▶ **Written task 1**
Reproduce the following forum post on slicing pandas strings word for word.

▶ **Text extract**
******

I have a name column and I'm trying to extract the first 75% of characters of a string.
What I've tried:
data = [
["123", "NQMCare"],
["456", "CRAMER"],
["789", "Swinley Court"]
]
df = pd.DataFrame(data, columns=["ID", "Name"])
df["len"] = df["Name"].str.len()
df["len_75"] = (df.len * 0.75).fillna(0).astype(int)
df["Name 2"] = df["Name"].str[ : df.len_75 ]
df["Name 3"] = df["Name"].str.slice(0, df.len_75, 1)
df
# ID Name len len_75 Name 2 Name 3
# 0 123 NQMCare 7 5 NaN NaN
# 1 456 CRAMER 6 4 NaN NaN
# 2 789 Swinley Court 13 9 NaN NaN
I'm getting NaN
's when attempting to slice the string values. Not sure where I'm going wrong, since hardcoding a integer value like so df["Name"].str[:5]
works...

******

▶ **Records shown**
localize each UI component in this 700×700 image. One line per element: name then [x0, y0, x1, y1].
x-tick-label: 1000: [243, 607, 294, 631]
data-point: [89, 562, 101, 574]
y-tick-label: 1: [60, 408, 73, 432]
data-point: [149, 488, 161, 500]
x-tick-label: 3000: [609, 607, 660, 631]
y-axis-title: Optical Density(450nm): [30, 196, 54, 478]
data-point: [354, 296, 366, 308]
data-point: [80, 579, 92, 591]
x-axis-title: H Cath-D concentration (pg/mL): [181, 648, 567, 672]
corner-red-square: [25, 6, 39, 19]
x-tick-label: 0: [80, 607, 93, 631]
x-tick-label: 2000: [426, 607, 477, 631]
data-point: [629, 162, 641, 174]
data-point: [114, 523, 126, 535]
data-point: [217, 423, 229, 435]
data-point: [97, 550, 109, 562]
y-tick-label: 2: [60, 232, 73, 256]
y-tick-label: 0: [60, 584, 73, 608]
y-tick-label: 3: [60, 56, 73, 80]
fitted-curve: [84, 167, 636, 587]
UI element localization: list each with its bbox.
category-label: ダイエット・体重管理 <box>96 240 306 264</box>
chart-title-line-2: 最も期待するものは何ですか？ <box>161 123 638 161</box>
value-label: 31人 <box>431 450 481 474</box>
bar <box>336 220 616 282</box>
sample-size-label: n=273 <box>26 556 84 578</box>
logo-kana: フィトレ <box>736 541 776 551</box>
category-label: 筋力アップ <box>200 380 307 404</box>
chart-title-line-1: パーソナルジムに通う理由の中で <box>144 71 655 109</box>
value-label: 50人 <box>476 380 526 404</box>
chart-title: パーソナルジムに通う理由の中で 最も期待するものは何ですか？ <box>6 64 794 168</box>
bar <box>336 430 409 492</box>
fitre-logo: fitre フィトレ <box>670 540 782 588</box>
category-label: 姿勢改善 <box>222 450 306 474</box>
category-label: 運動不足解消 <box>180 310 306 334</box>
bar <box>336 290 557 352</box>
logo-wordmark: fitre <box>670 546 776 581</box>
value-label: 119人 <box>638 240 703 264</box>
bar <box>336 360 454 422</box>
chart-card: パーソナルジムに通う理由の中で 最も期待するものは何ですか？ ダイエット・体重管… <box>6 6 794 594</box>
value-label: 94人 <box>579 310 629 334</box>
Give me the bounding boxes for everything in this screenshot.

******

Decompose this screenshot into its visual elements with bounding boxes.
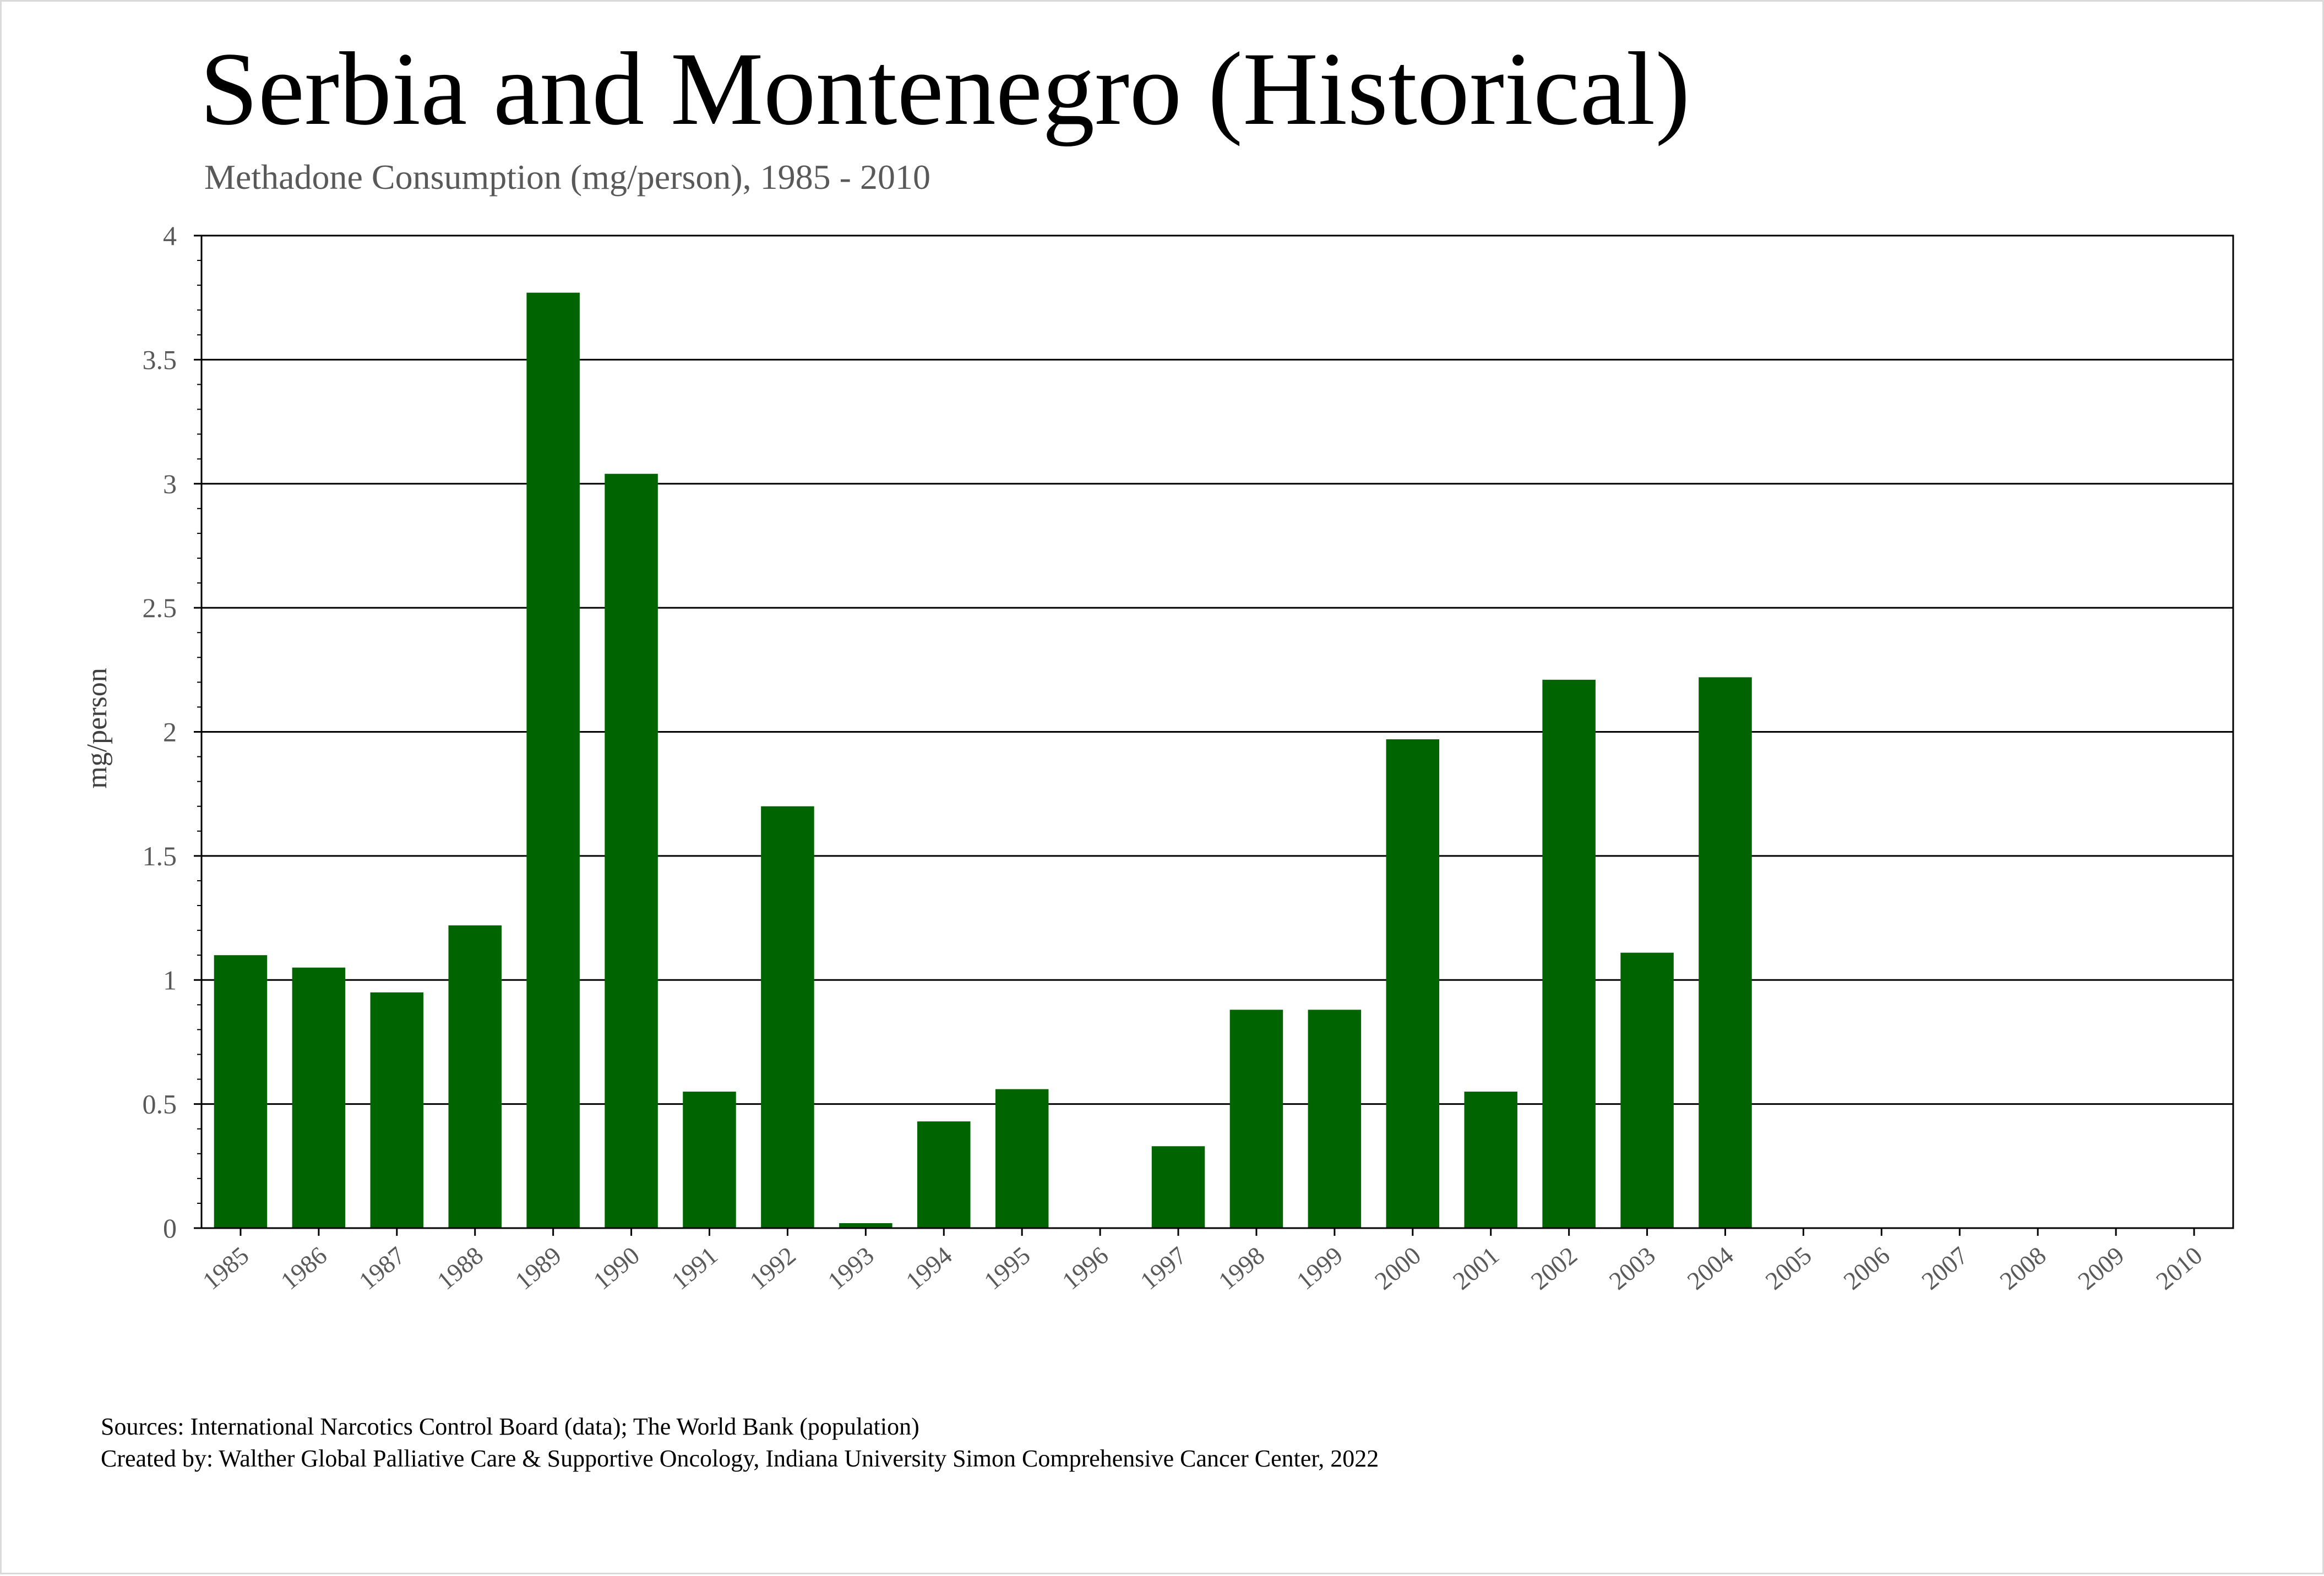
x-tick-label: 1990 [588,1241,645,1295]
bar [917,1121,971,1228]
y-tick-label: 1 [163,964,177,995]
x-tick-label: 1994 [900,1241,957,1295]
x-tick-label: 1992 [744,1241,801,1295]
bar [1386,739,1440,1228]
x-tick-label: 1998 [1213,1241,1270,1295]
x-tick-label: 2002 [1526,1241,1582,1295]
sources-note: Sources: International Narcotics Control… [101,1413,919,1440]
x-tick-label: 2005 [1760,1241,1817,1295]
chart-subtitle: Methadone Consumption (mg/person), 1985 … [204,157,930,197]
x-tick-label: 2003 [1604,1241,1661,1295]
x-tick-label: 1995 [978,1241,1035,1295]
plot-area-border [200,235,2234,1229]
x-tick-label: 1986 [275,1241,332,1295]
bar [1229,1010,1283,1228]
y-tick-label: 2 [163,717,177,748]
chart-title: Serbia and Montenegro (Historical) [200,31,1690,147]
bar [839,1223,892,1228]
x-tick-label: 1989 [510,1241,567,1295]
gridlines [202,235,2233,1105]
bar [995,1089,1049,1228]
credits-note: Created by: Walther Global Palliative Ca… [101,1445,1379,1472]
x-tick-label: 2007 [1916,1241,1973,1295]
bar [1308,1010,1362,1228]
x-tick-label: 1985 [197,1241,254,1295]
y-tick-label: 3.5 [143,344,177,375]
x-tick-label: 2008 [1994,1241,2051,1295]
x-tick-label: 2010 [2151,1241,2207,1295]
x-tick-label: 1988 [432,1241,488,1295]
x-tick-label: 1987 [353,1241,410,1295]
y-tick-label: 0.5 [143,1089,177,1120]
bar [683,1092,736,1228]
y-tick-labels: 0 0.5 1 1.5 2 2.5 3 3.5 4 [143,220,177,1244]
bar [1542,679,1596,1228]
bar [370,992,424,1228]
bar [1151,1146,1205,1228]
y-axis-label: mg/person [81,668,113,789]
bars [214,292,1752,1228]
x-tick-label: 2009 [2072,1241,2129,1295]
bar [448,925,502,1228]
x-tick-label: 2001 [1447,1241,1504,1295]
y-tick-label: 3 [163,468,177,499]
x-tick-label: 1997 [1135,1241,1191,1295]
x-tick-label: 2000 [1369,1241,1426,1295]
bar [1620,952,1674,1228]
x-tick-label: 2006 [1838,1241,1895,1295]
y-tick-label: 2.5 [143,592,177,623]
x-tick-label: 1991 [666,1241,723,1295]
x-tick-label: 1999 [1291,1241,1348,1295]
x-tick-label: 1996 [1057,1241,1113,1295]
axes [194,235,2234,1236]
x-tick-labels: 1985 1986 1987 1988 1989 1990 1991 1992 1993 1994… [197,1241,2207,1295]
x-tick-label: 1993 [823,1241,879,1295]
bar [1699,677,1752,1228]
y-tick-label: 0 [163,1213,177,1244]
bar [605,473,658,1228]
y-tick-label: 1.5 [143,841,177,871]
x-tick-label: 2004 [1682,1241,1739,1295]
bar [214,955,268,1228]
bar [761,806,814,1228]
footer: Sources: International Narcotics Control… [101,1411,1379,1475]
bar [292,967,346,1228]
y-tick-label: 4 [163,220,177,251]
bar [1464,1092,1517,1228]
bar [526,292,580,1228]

******

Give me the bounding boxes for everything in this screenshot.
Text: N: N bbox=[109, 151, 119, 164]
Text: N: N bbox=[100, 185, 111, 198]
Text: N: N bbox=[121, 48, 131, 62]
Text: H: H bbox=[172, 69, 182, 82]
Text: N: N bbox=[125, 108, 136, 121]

******

▶ **Written task 2**
In the entries, take the lines starting with the line with "localize each UI" and going on through the line with "corner-red-square: [25, 6, 39, 19]", and write them out again with "data-point" switched to "marker" and nothing else changed. Output only those lines.

▶ **Written response 1**
I have a name column and I'm trying to extract the first 75% of characters of a string.
What I've tried:
data = [
["123", "NQMCare"],
["456", "CRAMER"],
["789", "Swinley Court"]
]
df = pd.DataFrame(data, columns=["ID", "Name"])
df["len"] = df["Name"].str.len()
df["len_75"] = (df.len * 0.75).fillna(0).astype(int)
df["Name 2"] = df["Name"].str[ : df.len_75 ]
df["Name 3"] = df["Name"].str.slice(0, df.len_75, 1)
df
# ID Name len len_75 Name 2 Name 3
# 0 123 NQMCare 7 5 NaN NaN
# 1 456 CRAMER 6 4 NaN NaN
# 2 789 Swinley Court 13 9 NaN NaN
I'm getting NaN
's when attempting to slice the string values. Not sure where I'm going wrong, since hardcoding a integer value like so df["Name"].str[:5]
works...

▶ **Written response 2**
localize each UI component in this 700×700 image. One line per element: name then [x0, y0, x1, y1].
x-tick-label: 1000: [243, 607, 294, 631]
marker: [89, 562, 101, 574]
y-tick-label: 1: [60, 408, 73, 432]
marker: [149, 488, 161, 500]
x-tick-label: 3000: [609, 607, 660, 631]
y-axis-title: Optical Density(450nm): [30, 196, 54, 478]
marker: [354, 296, 366, 308]
marker: [80, 579, 92, 591]
x-axis-title: H Cath-D concentration (pg/mL): [181, 648, 567, 672]
corner-red-square: [25, 6, 39, 19]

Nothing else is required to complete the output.